WHAT THIS TASK INVOLVES: Write out each line in which the string "rise" is present.

LISTING:

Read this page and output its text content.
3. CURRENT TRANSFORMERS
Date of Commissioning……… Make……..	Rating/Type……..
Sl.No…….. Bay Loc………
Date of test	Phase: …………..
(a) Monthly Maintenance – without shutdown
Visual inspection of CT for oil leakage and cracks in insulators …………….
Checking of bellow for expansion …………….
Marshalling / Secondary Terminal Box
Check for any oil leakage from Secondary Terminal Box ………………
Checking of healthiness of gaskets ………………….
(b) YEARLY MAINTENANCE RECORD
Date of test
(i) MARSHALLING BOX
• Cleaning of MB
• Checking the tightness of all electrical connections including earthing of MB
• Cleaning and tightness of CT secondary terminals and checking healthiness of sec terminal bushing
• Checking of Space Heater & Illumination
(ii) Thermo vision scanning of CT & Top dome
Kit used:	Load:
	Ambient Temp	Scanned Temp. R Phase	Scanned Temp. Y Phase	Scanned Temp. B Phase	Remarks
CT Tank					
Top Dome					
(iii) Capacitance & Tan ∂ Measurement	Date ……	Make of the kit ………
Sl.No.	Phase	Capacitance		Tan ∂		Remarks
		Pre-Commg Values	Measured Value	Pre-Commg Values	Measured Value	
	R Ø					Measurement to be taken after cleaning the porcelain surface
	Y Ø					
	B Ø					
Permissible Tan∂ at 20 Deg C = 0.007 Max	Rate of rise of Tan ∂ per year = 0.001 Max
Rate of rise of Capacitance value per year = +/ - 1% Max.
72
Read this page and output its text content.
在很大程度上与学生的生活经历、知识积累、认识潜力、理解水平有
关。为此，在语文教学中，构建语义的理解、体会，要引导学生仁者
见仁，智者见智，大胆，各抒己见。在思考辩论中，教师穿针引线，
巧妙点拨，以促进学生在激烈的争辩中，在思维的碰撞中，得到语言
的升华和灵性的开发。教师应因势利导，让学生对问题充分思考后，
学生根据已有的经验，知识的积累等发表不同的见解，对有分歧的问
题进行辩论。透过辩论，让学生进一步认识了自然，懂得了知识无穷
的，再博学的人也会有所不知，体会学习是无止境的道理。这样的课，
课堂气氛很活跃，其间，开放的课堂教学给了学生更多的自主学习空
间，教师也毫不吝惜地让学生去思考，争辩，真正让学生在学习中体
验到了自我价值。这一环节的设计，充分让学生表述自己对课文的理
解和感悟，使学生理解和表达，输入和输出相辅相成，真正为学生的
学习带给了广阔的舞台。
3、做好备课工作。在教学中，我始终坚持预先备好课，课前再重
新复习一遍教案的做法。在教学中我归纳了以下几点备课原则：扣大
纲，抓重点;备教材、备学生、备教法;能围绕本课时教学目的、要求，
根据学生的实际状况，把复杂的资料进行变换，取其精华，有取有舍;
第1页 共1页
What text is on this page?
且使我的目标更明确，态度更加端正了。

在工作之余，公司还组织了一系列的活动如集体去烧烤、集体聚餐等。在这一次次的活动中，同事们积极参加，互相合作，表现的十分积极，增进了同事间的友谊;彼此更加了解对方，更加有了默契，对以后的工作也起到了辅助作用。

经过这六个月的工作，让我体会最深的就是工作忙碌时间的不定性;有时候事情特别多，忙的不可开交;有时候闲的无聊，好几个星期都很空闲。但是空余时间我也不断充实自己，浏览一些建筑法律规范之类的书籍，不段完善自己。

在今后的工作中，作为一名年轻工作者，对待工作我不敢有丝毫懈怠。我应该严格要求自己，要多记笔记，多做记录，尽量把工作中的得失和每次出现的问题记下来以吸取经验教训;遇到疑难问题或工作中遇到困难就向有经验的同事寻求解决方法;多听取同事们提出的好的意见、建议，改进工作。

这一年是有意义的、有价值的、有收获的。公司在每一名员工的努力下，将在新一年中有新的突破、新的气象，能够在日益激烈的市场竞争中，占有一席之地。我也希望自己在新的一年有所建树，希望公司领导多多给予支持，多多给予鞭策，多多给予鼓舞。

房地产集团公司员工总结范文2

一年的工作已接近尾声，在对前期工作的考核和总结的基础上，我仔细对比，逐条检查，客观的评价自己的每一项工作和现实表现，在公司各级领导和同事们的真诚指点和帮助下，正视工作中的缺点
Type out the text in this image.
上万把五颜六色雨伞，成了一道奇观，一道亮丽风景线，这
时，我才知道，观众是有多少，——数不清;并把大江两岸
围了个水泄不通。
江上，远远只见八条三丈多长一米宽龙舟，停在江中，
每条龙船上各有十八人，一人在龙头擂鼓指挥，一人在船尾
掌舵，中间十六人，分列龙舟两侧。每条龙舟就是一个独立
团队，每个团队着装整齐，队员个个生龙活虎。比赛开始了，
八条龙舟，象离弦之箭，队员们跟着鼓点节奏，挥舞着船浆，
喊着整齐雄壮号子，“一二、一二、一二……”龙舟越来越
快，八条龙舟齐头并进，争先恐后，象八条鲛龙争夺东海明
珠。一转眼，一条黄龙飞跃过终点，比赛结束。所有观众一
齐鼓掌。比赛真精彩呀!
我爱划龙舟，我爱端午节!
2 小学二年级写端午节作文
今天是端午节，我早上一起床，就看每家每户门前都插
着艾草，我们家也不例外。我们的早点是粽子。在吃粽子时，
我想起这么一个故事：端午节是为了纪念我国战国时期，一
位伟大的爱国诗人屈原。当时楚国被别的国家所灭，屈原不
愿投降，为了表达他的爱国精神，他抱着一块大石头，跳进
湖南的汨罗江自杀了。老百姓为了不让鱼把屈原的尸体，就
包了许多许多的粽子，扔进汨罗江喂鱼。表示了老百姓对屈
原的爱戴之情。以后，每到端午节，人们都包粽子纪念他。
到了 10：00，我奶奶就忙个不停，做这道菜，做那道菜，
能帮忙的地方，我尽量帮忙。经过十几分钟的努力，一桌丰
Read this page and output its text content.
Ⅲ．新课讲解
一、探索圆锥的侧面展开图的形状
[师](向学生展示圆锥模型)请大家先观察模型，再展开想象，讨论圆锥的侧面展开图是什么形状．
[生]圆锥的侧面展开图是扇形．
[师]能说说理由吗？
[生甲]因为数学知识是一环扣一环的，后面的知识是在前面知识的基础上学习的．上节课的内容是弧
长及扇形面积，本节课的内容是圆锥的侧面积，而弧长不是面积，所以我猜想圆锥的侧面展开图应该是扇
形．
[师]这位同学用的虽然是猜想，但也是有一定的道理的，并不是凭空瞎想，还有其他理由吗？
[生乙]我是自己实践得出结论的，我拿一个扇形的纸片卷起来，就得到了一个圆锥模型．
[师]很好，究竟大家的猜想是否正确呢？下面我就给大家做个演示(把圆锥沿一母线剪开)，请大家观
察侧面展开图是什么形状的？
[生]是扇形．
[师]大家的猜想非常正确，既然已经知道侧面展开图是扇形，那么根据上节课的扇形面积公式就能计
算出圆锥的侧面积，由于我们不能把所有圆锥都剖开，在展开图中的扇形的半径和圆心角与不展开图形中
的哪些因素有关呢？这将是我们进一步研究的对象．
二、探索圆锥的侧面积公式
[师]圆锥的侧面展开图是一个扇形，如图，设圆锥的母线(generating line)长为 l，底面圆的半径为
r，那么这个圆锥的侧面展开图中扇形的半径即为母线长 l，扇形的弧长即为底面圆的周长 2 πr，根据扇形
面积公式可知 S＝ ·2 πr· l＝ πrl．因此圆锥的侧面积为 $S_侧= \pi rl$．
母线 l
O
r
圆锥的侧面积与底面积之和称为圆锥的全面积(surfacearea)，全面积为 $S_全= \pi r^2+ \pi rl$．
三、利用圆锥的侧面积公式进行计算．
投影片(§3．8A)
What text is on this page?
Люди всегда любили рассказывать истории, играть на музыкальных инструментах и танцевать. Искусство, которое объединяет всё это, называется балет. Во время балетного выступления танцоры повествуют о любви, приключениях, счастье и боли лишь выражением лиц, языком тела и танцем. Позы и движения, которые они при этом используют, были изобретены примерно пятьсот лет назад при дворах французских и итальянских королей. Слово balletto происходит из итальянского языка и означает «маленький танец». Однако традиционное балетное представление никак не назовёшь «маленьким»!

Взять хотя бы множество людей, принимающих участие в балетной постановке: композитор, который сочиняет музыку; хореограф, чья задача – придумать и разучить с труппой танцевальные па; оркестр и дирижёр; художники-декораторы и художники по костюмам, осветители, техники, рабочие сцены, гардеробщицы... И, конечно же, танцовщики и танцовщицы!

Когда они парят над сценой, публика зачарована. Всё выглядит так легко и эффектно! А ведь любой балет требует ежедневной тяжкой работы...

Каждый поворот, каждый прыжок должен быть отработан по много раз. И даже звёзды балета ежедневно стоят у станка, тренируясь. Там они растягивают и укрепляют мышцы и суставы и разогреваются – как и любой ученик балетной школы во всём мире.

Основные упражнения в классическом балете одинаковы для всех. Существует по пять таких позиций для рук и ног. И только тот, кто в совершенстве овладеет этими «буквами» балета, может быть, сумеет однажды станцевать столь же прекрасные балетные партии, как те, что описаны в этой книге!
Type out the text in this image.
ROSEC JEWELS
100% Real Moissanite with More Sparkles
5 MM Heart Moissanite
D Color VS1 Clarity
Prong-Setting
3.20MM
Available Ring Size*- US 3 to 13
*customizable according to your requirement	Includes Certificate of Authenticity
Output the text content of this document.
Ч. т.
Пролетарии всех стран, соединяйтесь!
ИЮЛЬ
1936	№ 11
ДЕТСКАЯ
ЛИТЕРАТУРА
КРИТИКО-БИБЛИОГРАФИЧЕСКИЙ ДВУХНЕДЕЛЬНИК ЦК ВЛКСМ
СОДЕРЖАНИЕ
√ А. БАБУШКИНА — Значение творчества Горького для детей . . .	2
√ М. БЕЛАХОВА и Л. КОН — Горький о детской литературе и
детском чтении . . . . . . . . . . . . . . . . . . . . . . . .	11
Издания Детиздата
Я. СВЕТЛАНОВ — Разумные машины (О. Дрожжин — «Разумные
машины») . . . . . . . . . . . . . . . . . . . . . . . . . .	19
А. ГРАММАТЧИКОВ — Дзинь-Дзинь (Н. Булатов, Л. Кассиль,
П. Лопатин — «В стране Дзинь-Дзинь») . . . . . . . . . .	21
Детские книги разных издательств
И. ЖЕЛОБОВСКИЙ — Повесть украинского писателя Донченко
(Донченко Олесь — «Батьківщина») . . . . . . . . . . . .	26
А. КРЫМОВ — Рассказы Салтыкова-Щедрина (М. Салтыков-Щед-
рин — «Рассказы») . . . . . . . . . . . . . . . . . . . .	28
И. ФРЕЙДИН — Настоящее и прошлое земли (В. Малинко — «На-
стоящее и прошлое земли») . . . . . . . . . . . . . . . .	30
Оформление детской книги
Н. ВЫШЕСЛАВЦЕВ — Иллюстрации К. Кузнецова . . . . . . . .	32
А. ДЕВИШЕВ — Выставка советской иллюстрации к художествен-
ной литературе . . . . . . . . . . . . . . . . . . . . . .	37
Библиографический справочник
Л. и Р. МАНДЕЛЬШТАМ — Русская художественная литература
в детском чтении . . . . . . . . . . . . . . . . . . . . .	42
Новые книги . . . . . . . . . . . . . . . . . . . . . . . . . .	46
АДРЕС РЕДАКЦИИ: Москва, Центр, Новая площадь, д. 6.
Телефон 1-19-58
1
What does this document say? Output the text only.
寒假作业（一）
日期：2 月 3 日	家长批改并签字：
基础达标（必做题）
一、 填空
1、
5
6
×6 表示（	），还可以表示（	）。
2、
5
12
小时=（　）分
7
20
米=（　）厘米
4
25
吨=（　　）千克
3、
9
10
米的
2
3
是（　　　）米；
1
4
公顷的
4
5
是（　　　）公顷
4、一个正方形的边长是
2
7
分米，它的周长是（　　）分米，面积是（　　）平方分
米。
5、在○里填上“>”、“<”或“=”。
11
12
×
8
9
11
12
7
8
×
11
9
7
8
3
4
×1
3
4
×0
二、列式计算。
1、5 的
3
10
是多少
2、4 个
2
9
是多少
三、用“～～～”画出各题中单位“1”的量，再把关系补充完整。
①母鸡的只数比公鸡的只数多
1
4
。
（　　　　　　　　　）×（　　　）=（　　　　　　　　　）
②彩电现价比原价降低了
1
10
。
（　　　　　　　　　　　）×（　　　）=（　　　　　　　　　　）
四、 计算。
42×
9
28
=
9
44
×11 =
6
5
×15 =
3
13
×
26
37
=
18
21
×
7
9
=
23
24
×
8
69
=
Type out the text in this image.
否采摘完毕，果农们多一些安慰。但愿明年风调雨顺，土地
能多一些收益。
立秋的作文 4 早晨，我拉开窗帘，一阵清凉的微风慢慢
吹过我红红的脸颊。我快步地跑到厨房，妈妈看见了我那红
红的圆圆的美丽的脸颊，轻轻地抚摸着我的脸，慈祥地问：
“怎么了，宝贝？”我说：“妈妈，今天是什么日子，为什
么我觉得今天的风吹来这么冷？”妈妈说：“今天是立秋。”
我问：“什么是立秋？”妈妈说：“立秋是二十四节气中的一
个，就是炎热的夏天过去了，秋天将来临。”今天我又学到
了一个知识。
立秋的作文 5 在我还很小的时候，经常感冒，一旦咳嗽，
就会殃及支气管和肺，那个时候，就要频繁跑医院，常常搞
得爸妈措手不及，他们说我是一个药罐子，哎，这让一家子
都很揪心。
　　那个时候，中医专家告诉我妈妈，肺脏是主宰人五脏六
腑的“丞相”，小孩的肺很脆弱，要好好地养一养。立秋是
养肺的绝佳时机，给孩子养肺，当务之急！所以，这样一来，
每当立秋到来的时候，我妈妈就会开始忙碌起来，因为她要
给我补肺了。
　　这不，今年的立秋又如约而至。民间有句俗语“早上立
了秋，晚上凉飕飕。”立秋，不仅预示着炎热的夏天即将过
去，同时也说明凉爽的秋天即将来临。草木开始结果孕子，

SOLUTION:
Permissible Tan∂ at 20 Deg C = 0.007 Max	Rate of rise of Tan ∂ per year = 0.001 Max
Rate of rise of Capacitance value per year = +/ - 1% Max.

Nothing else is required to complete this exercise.